# WORK TO COMPLETE:
Quote all of the data below exactly, please.

══ TASK DATA

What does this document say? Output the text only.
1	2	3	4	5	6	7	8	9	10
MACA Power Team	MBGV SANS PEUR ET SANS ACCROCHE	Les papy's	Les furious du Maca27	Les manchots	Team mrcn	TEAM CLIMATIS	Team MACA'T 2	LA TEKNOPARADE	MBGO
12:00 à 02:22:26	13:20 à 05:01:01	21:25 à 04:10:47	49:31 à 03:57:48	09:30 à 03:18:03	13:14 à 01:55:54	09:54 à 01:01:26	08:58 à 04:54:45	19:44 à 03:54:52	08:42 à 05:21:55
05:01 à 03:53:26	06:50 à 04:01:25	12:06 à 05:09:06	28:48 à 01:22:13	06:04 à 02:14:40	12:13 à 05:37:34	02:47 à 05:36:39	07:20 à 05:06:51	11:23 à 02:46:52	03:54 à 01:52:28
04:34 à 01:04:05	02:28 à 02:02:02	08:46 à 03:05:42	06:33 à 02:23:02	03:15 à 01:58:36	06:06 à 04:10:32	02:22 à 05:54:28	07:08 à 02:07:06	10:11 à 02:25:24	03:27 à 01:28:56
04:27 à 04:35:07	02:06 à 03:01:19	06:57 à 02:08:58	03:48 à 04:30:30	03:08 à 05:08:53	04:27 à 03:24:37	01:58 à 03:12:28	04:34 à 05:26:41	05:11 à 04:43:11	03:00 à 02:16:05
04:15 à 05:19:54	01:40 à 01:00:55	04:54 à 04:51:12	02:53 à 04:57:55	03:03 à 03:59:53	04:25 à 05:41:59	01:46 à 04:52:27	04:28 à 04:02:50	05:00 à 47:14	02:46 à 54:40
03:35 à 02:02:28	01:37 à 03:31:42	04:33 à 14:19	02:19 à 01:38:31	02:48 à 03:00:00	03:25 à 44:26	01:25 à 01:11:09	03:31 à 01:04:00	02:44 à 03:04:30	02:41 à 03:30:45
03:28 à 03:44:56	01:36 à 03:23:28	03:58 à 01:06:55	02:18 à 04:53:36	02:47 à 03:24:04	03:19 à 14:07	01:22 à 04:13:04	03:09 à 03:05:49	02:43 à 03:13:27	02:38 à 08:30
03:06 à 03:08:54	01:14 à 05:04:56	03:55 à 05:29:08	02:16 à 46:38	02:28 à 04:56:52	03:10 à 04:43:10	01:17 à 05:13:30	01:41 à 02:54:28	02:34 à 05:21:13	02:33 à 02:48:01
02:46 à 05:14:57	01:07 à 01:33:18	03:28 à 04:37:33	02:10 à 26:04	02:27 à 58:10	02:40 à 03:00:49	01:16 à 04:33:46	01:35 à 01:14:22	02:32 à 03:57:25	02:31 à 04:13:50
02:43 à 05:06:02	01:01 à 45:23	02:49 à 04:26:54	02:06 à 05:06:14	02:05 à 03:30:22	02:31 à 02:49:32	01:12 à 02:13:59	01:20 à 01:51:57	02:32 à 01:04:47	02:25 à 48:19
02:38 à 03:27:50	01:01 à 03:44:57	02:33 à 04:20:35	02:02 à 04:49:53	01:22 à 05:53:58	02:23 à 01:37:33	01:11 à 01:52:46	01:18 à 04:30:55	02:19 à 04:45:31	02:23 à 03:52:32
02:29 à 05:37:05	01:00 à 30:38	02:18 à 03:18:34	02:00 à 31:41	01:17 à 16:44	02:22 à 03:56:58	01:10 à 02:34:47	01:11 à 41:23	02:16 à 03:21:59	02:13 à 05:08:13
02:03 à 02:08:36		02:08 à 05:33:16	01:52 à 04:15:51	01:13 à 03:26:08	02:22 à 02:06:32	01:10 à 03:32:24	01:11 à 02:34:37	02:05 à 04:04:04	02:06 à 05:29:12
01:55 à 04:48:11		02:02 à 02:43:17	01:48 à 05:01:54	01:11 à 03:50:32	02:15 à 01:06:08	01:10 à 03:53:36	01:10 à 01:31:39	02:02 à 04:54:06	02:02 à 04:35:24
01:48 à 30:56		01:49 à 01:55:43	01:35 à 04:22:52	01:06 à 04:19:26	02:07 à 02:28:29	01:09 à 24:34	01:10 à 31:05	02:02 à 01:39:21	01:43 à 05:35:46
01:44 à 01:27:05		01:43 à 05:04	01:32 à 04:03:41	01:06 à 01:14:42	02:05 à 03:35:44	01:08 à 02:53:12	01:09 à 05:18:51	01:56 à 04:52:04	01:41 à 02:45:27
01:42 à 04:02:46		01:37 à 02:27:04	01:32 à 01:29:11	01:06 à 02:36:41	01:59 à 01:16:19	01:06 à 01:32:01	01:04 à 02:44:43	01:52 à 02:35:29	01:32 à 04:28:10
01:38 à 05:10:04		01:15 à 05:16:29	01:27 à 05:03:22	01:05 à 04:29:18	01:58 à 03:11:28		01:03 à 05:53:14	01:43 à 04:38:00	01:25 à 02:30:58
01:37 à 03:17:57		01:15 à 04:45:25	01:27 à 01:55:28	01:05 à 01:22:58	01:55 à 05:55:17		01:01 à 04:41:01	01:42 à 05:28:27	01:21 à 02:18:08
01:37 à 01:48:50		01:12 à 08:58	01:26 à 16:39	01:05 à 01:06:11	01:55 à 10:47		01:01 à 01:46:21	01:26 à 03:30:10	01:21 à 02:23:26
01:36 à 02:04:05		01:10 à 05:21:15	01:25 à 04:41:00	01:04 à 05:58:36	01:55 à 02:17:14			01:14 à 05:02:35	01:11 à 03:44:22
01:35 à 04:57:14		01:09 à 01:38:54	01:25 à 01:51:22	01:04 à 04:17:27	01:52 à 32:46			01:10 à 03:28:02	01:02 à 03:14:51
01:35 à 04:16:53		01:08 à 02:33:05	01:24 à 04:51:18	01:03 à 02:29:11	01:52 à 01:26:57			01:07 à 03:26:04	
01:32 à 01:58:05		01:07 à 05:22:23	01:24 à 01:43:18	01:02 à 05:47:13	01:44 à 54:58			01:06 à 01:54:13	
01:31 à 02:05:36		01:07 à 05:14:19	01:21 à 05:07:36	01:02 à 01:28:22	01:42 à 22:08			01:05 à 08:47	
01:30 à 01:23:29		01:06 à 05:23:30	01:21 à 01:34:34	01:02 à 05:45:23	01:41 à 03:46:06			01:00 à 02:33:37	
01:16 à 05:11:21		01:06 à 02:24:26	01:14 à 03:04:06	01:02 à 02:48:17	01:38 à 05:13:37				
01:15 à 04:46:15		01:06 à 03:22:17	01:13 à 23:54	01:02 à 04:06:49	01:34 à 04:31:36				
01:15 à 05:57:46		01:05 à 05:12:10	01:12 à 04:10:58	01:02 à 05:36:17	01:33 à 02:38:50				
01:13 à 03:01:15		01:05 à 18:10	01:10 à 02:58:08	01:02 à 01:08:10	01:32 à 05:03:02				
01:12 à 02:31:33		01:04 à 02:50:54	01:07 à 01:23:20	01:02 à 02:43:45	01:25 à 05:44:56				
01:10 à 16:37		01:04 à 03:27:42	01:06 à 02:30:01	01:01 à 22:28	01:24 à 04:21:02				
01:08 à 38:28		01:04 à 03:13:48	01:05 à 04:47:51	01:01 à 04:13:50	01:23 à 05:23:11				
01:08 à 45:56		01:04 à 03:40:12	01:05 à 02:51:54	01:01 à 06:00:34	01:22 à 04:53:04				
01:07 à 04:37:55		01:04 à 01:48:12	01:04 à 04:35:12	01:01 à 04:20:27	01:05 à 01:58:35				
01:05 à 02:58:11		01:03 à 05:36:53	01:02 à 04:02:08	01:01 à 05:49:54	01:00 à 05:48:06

════

# EXERCISE ANSWER:
What does this document say? Output the text only.
1	2	3	4	5	6	7	8	9	10
MACA Power Team	MBGV SANS PEUR ET SANS ACCROCHE	Les papy's	Les furious du Maca27	Les manchots	Team mrcn	TEAM CLIMATIS	Team MACA'T 2	LA TEKNOPARADE	MBGO
12:00 à 02:22:26	13:20 à 05:01:01	21:25 à 04:10:47	49:31 à 03:57:48	09:30 à 03:18:03	13:14 à 01:55:54	09:54 à 01:01:26	08:58 à 04:54:45	19:44 à 03:54:52	08:42 à 05:21:55
05:01 à 03:53:26	06:50 à 04:01:25	12:06 à 05:09:06	28:48 à 01:22:13	06:04 à 02:14:40	12:13 à 05:37:34	02:47 à 05:36:39	07:20 à 05:06:51	11:23 à 02:46:52	03:54 à 01:52:28
04:34 à 01:04:05	02:28 à 02:02:02	08:46 à 03:05:42	06:33 à 02:23:02	03:15 à 01:58:36	06:06 à 04:10:32	02:22 à 05:54:28	07:08 à 02:07:06	10:11 à 02:25:24	03:27 à 01:28:56
04:27 à 04:35:07	02:06 à 03:01:19	06:57 à 02:08:58	03:48 à 04:30:30	03:08 à 05:08:53	04:27 à 03:24:37	01:58 à 03:12:28	04:34 à 05:26:41	05:11 à 04:43:11	03:00 à 02:16:05
04:15 à 05:19:54	01:40 à 01:00:55	04:54 à 04:51:12	02:53 à 04:57:55	03:03 à 03:59:53	04:25 à 05:41:59	01:46 à 04:52:27	04:28 à 04:02:50	05:00 à 47:14	02:46 à 54:40
03:35 à 02:02:28	01:37 à 03:31:42	04:33 à 14:19	02:19 à 01:38:31	02:48 à 03:00:00	03:25 à 44:26	01:25 à 01:11:09	03:31 à 01:04:00	02:44 à 03:04:30	02:41 à 03:30:45
03:28 à 03:44:56	01:36 à 03:23:28	03:58 à 01:06:55	02:18 à 04:53:36	02:47 à 03:24:04	03:19 à 14:07	01:22 à 04:13:04	03:09 à 03:05:49	02:43 à 03:13:27	02:38 à 08:30
03:06 à 03:08:54	01:14 à 05:04:56	03:55 à 05:29:08	02:16 à 46:38	02:28 à 04:56:52	03:10 à 04:43:10	01:17 à 05:13:30	01:41 à 02:54:28	02:34 à 05:21:13	02:33 à 02:48:01
02:46 à 05:14:57	01:07 à 01:33:18	03:28 à 04:37:33	02:10 à 26:04	02:27 à 58:10	02:40 à 03:00:49	01:16 à 04:33:46	01:35 à 01:14:22	02:32 à 03:57:25	02:31 à 04:13:50
02:43 à 05:06:02	01:01 à 45:23	02:49 à 04:26:54	02:06 à 05:06:14	02:05 à 03:30:22	02:31 à 02:49:32	01:12 à 02:13:59	01:20 à 01:51:57	02:32 à 01:04:47	02:25 à 48:19
02:38 à 03:27:50	01:01 à 03:44:57	02:33 à 04:20:35	02:02 à 04:49:53	01:22 à 05:53:58	02:23 à 01:37:33	01:11 à 01:52:46	01:18 à 04:30:55	02:19 à 04:45:31	02:23 à 03:52:32
02:29 à 05:37:05	01:00 à 30:38	02:18 à 03:18:34	02:00 à 31:41	01:17 à 16:44	02:22 à 03:56:58	01:10 à 02:34:47	01:11 à 41:23	02:16 à 03:21:59	02:13 à 05:08:13
02:03 à 02:08:36		02:08 à 05:33:16	01:52 à 04:15:51	01:13 à 03:26:08	02:22 à 02:06:32	01:10 à 03:32:24	01:11 à 02:34:37	02:05 à 04:04:04	02:06 à 05:29:12
01:55 à 04:48:11		02:02 à 02:43:17	01:48 à 05:01:54	01:11 à 03:50:32	02:15 à 01:06:08	01:10 à 03:53:36	01:10 à 01:31:39	02:02 à 04:54:06	02:02 à 04:35:24
01:48 à 30:56		01:49 à 01:55:43	01:35 à 04:22:52	01:06 à 04:19:26	02:07 à 02:28:29	01:09 à 24:34	01:10 à 31:05	02:02 à 01:39:21	01:43 à 05:35:46
01:44 à 01:27:05		01:43 à 05:04	01:32 à 04:03:41	01:06 à 01:14:42	02:05 à 03:35:44	01:08 à 02:53:12	01:09 à 05:18:51	01:56 à 04:52:04	01:41 à 02:45:27
01:42 à 04:02:46		01:37 à 02:27:04	01:32 à 01:29:11	01:06 à 02:36:41	01:59 à 01:16:19	01:06 à 01:32:01	01:04 à 02:44:43	01:52 à 02:35:29	01:32 à 04:28:10
01:38 à 05:10:04		01:15 à 05:16:29	01:27 à 05:03:22	01:05 à 04:29:18	01:58 à 03:11:28		01:03 à 05:53:14	01:43 à 04:38:00	01:25 à 02:30:58
01:37 à 03:17:57		01:15 à 04:45:25	01:27 à 01:55:28	01:05 à 01:22:58	01:55 à 05:55:17		01:01 à 04:41:01	01:42 à 05:28:27	01:21 à 02:18:08
01:37 à 01:48:50		01:12 à 08:58	01:26 à 16:39	01:05 à 01:06:11	01:55 à 10:47		01:01 à 01:46:21	01:26 à 03:30:10	01:21 à 02:23:26
01:36 à 02:04:05		01:10 à 05:21:15	01:25 à 04:41:00	01:04 à 05:58:36	01:55 à 02:17:14			01:14 à 05:02:35	01:11 à 03:44:22
01:35 à 04:57:14		01:09 à 01:38:54	01:25 à 01:51:22	01:04 à 04:17:27	01:52 à 32:46			01:10 à 03:28:02	01:02 à 03:14:51
01:35 à 04:16:53		01:08 à 02:33:05	01:24 à 04:51:18	01:03 à 02:29:11	01:52 à 01:26:57			01:07 à 03:26:04	
01:32 à 01:58:05		01:07 à 05:22:23	01:24 à 01:43:18	01:02 à 05:47:13	01:44 à 54:58			01:06 à 01:54:13	
01:31 à 02:05:36		01:07 à 05:14:19	01:21 à 05:07:36	01:02 à 01:28:22	01:42 à 22:08			01:05 à 08:47	
01:30 à 01:23:29		01:06 à 05:23:30	01:21 à 01:34:34	01:02 à 05:45:23	01:41 à 03:46:06			01:00 à 02:33:37	
01:16 à 05:11:21		01:06 à 02:24:26	01:14 à 03:04:06	01:02 à 02:48:17	01:38 à 05:13:37				
01:15 à 04:46:15		01:06 à 03:22:17	01:13 à 23:54	01:02 à 04:06:49	01:34 à 04:31:36				
01:15 à 05:57:46		01:05 à 05:12:10	01:12 à 04:10:58	01:02 à 05:36:17	01:33 à 02:38:50				
01:13 à 03:01:15		01:05 à 18:10	01:10 à 02:58:08	01:02 à 01:08:10	01:32 à 05:03:02				
01:12 à 02:31:33		01:04 à 02:50:54	01:07 à 01:23:20	01:02 à 02:43:45	01:25 à 05:44:56				
01:10 à 16:37		01:04 à 03:27:42	01:06 à 02:30:01	01:01 à 22:28	01:24 à 04:21:02				
01:08 à 38:28		01:04 à 03:13:48	01:05 à 04:47:51	01:01 à 04:13:50	01:23 à 05:23:11				
01:08 à 45:56		01:04 à 03:40:12	01:05 à 02:51:54	01:01 à 06:00:34	01:22 à 04:53:04				
01:07 à 04:37:55		01:04 à 01:48:12	01:04 à 04:35:12	01:01 à 04:20:27	01:05 à 01:58:35				
01:05 à 02:58:11		01:03 à 05:36:53	01:02 à 04:02:08	01:01 à 05:49:54	01:00 à 05:48:06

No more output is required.